## Your instructions:
Without changing a character, return the entries, but not the images they hold.
▼
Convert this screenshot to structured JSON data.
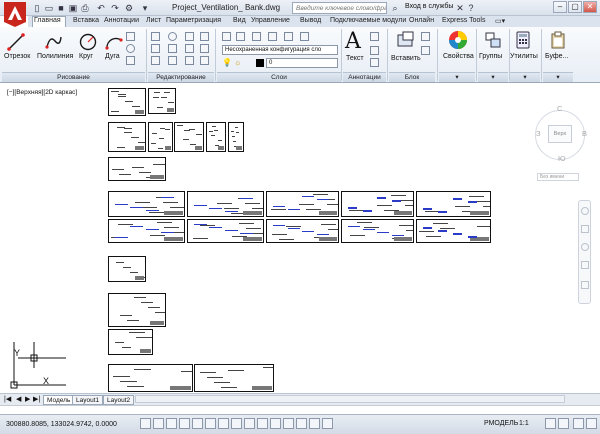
{
  "titlebar": {
    "file_title": "Project_Ventilation_ Bank.dwg",
    "search_placeholder": "Введите ключевое слово/фразу",
    "login": "Вход в службы",
    "help": "?"
  },
  "tabs": [
    "Главная",
    "Вставка",
    "Аннотации",
    "Лист",
    "Параметризация",
    "Вид",
    "Управление",
    "Вывод",
    "Подключаемые модули",
    "Онлайн",
    "Express Tools"
  ],
  "ribbon": {
    "draw_tools": [
      "Отрезок",
      "Полилиния",
      "Круг",
      "Дуга"
    ],
    "draw_group": "Рисование",
    "modify_group": "Редактирование",
    "layer_combo": "Несохраненная конфигурация сло",
    "layer_value": "0",
    "layers_group": "Слои",
    "text_button": "Текст",
    "annotations_group": "Аннотации",
    "insert_button": "Вставить",
    "block_group": "Блок",
    "properties_button": "Свойства",
    "groups_button": "Группы",
    "utilities_button": "Утилиты",
    "clipboard_button": "Буфе..."
  },
  "viewport": {
    "label": "[−][Верхняя][2D каркас]",
    "viewcube": {
      "north": "С",
      "south": "Ю",
      "west": "З",
      "east": "В",
      "top": "Верх",
      "wcs": "Без имени"
    },
    "ucs": {
      "x": "X",
      "y": "Y"
    }
  },
  "layouts": [
    "Модель",
    "Layout1",
    "Layout2"
  ],
  "status": {
    "coords": "300880.8085, 133024.9742, 0.0000",
    "model": "РМОДЕЛЬ",
    "scale": "1:1"
  }
}
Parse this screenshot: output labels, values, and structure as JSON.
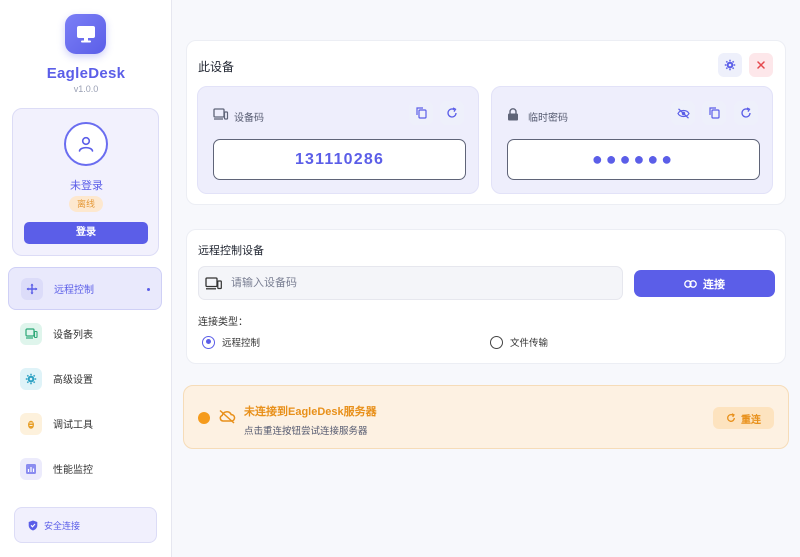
▲
## Answer to this problem:
Convert this screenshot to structured JSON data.
{
  "titlebar": {
    "file_title": "Project_Ventilation_ Bank.dwg",
    "search_placeholder": "Введите ключевое слово/фразу",
    "login": "Вход в службы",
    "help": "?"
  },
  "tabs": [
    "Главная",
    "Вставка",
    "Аннотации",
    "Лист",
    "Параметризация",
    "Вид",
    "Управление",
    "Вывод",
    "Подключаемые модули",
    "Онлайн",
    "Express Tools"
  ],
  "ribbon": {
    "draw_tools": [
      "Отрезок",
      "Полилиния",
      "Круг",
      "Дуга"
    ],
    "draw_group": "Рисование",
    "modify_group": "Редактирование",
    "layer_combo": "Несохраненная конфигурация сло",
    "layer_value": "0",
    "layers_group": "Слои",
    "text_button": "Текст",
    "annotations_group": "Аннотации",
    "insert_button": "Вставить",
    "block_group": "Блок",
    "properties_button": "Свойства",
    "groups_button": "Группы",
    "utilities_button": "Утилиты",
    "clipboard_button": "Буфе..."
  },
  "viewport": {
    "label": "[−][Верхняя][2D каркас]",
    "viewcube": {
      "north": "С",
      "south": "Ю",
      "west": "З",
      "east": "В",
      "top": "Верх",
      "wcs": "Без имени"
    },
    "ucs": {
      "x": "X",
      "y": "Y"
    }
  },
  "layouts": [
    "Модель",
    "Layout1",
    "Layout2"
  ],
  "status": {
    "coords": "300880.8085, 133024.9742, 0.0000",
    "model": "РМОДЕЛЬ",
    "scale": "1:1"
  }
}
Parse this screenshot: output labels, values, and structure as JSON.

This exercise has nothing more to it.